Exercise objective: Find each line with the string "secas" and copy it.

Data to process:
<<<<

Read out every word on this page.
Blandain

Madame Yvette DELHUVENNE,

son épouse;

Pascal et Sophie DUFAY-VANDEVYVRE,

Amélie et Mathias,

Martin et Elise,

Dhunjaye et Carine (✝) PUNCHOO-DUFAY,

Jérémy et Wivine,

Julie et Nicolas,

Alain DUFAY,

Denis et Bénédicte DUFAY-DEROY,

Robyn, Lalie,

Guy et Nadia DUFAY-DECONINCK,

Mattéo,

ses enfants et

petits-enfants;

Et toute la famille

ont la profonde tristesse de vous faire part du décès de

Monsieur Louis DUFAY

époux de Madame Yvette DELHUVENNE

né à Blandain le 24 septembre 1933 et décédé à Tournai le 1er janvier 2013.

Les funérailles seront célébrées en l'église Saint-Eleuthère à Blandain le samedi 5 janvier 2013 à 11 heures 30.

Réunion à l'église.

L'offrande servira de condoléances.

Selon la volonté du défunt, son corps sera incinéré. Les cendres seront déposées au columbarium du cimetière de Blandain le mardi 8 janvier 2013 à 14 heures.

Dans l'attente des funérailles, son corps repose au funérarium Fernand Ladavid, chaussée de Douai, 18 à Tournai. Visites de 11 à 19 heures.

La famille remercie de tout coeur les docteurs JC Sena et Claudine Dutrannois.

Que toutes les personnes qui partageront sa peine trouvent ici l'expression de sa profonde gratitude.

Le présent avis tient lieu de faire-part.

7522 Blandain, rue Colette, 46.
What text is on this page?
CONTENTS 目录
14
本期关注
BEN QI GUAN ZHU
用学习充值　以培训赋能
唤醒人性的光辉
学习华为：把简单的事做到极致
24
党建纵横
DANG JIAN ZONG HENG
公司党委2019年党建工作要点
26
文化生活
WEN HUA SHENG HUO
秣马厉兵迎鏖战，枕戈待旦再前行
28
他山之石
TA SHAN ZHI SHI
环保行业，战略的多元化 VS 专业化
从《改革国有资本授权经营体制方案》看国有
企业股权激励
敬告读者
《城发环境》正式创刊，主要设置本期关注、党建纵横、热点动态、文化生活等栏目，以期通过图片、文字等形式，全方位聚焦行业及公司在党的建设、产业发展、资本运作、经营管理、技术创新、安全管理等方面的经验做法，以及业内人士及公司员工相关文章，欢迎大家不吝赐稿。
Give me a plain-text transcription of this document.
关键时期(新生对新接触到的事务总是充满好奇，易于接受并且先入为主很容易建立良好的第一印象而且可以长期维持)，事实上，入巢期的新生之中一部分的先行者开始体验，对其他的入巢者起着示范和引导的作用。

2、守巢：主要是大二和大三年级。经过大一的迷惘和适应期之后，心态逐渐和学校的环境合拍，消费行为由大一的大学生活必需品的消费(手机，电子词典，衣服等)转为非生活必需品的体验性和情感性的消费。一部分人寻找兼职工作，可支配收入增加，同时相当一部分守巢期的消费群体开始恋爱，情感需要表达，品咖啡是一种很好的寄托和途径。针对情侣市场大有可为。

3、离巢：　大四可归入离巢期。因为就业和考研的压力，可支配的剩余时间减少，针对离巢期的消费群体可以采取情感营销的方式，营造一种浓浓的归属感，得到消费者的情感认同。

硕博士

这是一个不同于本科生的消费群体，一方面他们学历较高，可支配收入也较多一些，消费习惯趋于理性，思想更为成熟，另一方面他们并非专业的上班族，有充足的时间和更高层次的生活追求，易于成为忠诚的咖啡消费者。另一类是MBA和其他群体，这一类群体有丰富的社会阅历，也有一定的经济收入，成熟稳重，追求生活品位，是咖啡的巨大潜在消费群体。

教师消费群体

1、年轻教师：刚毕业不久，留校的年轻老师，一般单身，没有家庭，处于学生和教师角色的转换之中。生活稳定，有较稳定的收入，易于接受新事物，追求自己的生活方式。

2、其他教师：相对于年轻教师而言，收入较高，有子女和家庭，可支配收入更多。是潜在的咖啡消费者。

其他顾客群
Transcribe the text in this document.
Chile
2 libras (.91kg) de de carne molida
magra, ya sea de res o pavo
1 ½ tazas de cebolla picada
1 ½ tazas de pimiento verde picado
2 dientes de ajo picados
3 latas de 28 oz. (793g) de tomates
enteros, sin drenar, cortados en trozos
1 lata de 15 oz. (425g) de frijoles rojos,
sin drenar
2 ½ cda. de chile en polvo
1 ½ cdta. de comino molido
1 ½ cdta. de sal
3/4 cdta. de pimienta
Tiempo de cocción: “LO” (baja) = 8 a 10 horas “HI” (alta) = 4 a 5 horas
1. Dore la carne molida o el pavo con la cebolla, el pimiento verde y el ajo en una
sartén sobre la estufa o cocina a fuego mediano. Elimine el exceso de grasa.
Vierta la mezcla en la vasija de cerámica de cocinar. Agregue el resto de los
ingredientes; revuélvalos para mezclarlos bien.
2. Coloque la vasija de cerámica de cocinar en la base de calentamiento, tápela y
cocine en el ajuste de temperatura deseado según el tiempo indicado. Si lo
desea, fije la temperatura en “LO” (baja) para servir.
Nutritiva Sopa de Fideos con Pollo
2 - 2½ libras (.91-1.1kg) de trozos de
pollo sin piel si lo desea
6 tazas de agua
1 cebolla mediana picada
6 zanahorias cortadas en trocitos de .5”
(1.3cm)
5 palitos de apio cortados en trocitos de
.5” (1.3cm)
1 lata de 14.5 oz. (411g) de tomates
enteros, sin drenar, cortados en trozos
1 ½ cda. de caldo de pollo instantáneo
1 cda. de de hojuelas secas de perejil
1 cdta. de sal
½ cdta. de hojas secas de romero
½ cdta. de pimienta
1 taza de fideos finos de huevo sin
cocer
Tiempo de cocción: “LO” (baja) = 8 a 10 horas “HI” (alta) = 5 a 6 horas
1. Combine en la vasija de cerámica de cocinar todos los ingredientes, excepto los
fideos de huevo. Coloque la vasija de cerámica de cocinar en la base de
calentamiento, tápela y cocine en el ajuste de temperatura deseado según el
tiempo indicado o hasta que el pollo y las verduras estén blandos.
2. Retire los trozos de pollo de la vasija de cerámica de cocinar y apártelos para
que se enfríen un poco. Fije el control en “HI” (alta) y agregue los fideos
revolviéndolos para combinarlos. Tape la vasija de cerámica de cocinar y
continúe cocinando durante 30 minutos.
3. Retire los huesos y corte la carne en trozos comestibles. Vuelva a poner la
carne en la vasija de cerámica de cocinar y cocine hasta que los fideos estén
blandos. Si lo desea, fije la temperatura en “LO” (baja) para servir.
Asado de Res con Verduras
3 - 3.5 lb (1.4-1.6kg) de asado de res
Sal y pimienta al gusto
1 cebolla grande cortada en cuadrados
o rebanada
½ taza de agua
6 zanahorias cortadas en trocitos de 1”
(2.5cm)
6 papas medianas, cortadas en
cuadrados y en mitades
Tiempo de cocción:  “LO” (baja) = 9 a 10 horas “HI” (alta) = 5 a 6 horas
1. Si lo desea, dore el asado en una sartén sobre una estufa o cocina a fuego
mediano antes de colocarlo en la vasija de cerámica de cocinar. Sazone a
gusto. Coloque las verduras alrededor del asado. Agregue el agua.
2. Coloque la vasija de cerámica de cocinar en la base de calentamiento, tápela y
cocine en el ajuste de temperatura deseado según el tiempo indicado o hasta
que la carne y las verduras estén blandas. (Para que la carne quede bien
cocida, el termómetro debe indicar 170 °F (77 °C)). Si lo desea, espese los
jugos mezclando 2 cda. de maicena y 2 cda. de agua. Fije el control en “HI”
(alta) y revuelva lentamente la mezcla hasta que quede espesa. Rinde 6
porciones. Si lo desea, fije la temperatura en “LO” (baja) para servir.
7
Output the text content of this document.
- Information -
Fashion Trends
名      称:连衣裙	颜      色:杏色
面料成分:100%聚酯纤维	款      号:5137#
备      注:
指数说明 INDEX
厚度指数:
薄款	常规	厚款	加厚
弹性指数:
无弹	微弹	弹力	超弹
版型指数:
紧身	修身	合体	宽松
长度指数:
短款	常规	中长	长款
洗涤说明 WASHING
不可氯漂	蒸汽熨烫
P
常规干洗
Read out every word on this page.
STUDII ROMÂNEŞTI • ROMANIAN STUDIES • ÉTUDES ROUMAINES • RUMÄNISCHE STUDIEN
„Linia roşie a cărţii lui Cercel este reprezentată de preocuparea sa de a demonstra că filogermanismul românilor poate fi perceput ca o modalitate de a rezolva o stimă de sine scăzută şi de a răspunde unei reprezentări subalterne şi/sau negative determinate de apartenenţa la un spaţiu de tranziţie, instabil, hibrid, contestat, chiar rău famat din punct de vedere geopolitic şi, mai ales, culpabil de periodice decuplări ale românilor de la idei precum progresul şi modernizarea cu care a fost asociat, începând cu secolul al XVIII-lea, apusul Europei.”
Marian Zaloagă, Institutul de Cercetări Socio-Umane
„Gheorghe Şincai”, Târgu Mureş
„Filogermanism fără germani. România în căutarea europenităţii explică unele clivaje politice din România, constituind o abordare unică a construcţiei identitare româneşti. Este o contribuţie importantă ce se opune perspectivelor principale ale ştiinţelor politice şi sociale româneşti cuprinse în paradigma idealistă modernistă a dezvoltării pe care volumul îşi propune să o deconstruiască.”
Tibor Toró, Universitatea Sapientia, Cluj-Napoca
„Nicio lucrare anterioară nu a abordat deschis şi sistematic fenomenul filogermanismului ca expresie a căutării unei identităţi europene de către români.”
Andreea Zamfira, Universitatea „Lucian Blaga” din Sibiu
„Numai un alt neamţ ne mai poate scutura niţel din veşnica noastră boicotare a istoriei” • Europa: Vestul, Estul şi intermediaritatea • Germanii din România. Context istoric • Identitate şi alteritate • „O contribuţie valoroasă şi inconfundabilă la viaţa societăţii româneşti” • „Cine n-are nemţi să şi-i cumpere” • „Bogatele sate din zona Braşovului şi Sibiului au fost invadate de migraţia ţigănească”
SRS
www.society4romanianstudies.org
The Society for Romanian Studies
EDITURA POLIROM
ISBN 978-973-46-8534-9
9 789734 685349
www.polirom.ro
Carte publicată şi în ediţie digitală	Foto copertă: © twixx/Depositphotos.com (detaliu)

>>>>

Exercise result:
1 cda. de de hojuelas secas de perejil
½ cdta. de hojas secas de romero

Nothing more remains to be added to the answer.